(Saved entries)

· · ·

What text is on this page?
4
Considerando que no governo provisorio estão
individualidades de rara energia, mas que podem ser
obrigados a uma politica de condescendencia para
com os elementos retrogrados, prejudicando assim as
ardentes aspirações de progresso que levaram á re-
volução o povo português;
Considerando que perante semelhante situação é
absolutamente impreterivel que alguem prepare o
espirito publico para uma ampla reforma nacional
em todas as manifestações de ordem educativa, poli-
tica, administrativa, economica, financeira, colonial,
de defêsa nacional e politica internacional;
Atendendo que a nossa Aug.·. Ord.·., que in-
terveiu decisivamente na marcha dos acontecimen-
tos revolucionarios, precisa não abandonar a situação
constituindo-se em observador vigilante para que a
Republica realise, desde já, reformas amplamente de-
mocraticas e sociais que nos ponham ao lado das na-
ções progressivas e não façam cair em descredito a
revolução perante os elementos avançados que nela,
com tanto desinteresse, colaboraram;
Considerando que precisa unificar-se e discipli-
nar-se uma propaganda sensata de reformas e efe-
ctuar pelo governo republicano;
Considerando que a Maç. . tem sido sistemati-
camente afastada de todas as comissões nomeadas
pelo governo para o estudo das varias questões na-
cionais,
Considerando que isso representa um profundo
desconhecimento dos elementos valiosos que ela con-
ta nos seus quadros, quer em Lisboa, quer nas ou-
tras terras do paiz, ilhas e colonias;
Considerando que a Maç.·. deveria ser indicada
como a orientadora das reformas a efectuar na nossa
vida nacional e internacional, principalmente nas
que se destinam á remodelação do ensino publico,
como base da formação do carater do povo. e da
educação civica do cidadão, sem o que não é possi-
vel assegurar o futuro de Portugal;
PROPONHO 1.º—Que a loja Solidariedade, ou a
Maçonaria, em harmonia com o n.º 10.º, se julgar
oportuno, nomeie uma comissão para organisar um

· · ·

* _THE EXERCISE_:
Repeat all the entries exactly as given.

* _RESULT_:
What text is on this page?
4
Considerando que no governo provisorio estão
individualidades de rara energia, mas que podem ser
obrigados a uma politica de condescendencia para
com os elementos retrogrados, prejudicando assim as
ardentes aspirações de progresso que levaram á re-
volução o povo português;
Considerando que perante semelhante situação é
absolutamente impreterivel que alguem prepare o
espirito publico para uma ampla reforma nacional
em todas as manifestações de ordem educativa, poli-
tica, administrativa, economica, financeira, colonial,
de defêsa nacional e politica internacional;
Atendendo que a nossa Aug.·. Ord.·., que in-
terveiu decisivamente na marcha dos acontecimen-
tos revolucionarios, precisa não abandonar a situação
constituindo-se em observador vigilante para que a
Republica realise, desde já, reformas amplamente de-
mocraticas e sociais que nos ponham ao lado das na-
ções progressivas e não façam cair em descredito a
revolução perante os elementos avançados que nela,
com tanto desinteresse, colaboraram;
Considerando que precisa unificar-se e discipli-
nar-se uma propaganda sensata de reformas e efe-
ctuar pelo governo republicano;
Considerando que a Maç. . tem sido sistemati-
camente afastada de todas as comissões nomeadas
pelo governo para o estudo das varias questões na-
cionais,
Considerando que isso representa um profundo
desconhecimento dos elementos valiosos que ela con-
ta nos seus quadros, quer em Lisboa, quer nas ou-
tras terras do paiz, ilhas e colonias;
Considerando que a Maç.·. deveria ser indicada
como a orientadora das reformas a efectuar na nossa
vida nacional e internacional, principalmente nas
que se destinam á remodelação do ensino publico,
como base da formação do carater do povo. e da
educação civica do cidadão, sem o que não é possi-
vel assegurar o futuro de Portugal;
PROPONHO 1.º—Que a loja Solidariedade, ou a
Maçonaria, em harmonia com o n.º 10.º, se julgar
oportuno, nomeie uma comissão para organisar um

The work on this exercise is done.